[Stored items from a collection]
■ ■ ■ ■
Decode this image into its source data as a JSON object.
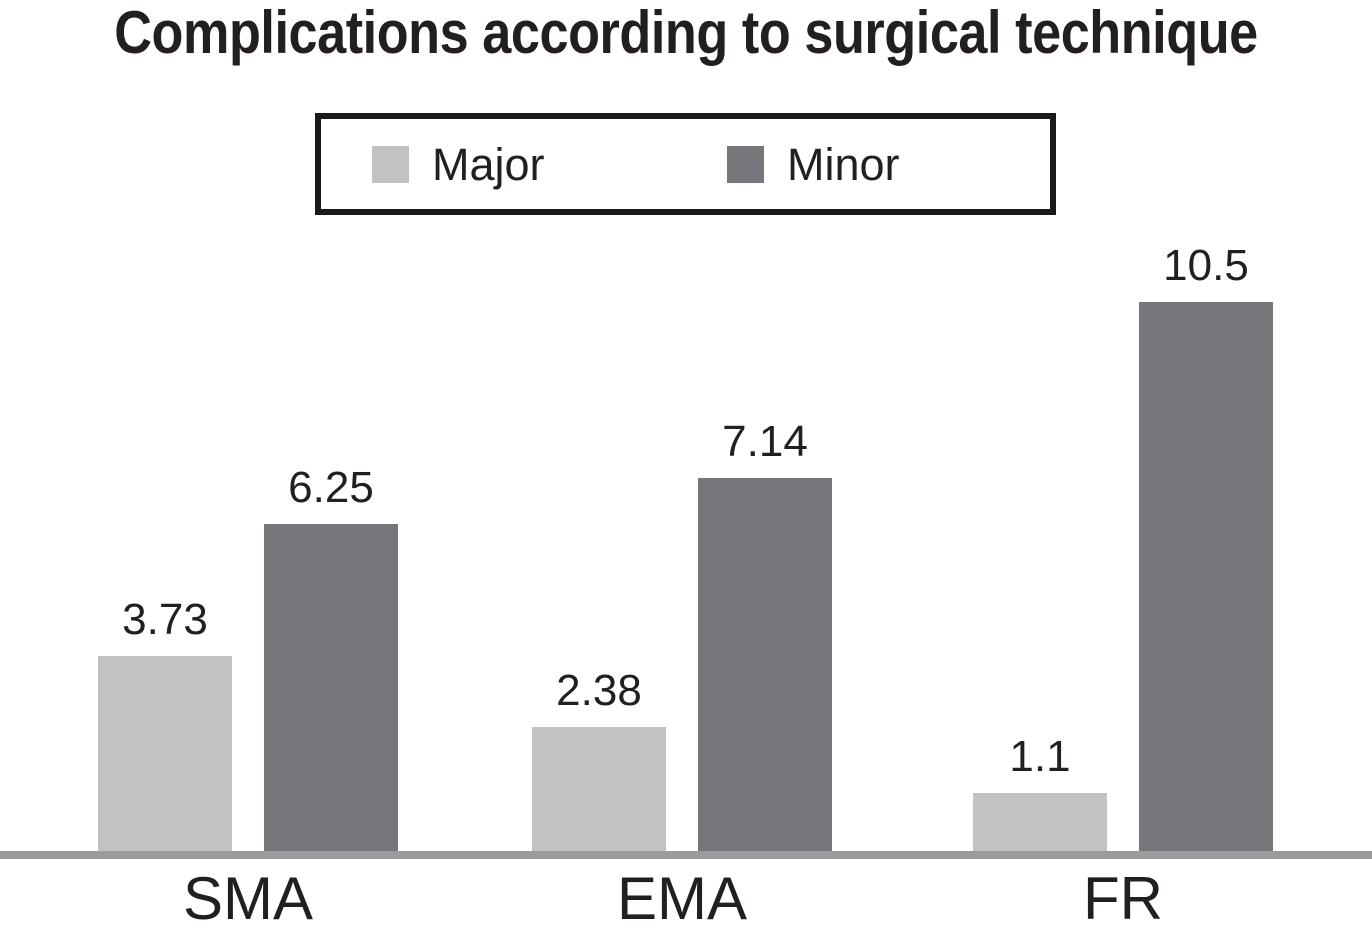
{
  "title": "Complications according to surgical technique",
  "legend": {
    "items": [
      {
        "label": "Major",
        "color": "#c0c2c4"
      },
      {
        "label": "Minor",
        "color": "#76777b"
      }
    ]
  },
  "chart_data": {
    "type": "bar",
    "title": "Complications according to surgical technique",
    "categories": [
      "SMA",
      "EMA",
      "FR"
    ],
    "series": [
      {
        "name": "Major",
        "color": "#c0c2c4",
        "values": [
          3.73,
          2.38,
          1.1
        ],
        "value_labels": [
          "3.73",
          "2.38",
          "1.1"
        ]
      },
      {
        "name": "Minor",
        "color": "#76777b",
        "values": [
          6.25,
          7.14,
          10.5
        ],
        "value_labels": [
          "6.25",
          "7.14",
          "10.5"
        ]
      }
    ],
    "xlabel": "",
    "ylabel": "",
    "ylim": [
      0,
      12.2
    ],
    "grid": false,
    "y_axis_shown": false,
    "value_labels_shown": true,
    "legend_position": "top-center",
    "axis_line_color": "#9b9b9d",
    "text_color": "#231f20",
    "background_color": "#ffffff"
  }
}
■ ■ ■ ■
**TASK BRIEF:** Return all of the entries exactly as written, but drop any pictures they hold.

**SOLUTION FOR THIS EXERCISE:**
Decode this image into its source data as a JSON object.
{
  "title": "Complications according to surgical technique",
  "legend": {
    "items": [
      {
        "label": "Major",
        "color": "#c0c2c4"
      },
      {
        "label": "Minor",
        "color": "#76777b"
      }
    ]
  },
  "chart_data": {
    "type": "bar",
    "title": "Complications according to surgical technique",
    "categories": [
      "SMA",
      "EMA",
      "FR"
    ],
    "series": [
      {
        "name": "Major",
        "color": "#c0c2c4",
        "values": [
          3.73,
          2.38,
          1.1
        ],
        "value_labels": [
          "3.73",
          "2.38",
          "1.1"
        ]
      },
      {
        "name": "Minor",
        "color": "#76777b",
        "values": [
          6.25,
          7.14,
          10.5
        ],
        "value_labels": [
          "6.25",
          "7.14",
          "10.5"
        ]
      }
    ],
    "xlabel": "",
    "ylabel": "",
    "ylim": [
      0,
      12.2
    ],
    "grid": false,
    "y_axis_shown": false,
    "value_labels_shown": true,
    "legend_position": "top-center",
    "axis_line_color": "#9b9b9d",
    "text_color": "#231f20",
    "background_color": "#ffffff"
  }
}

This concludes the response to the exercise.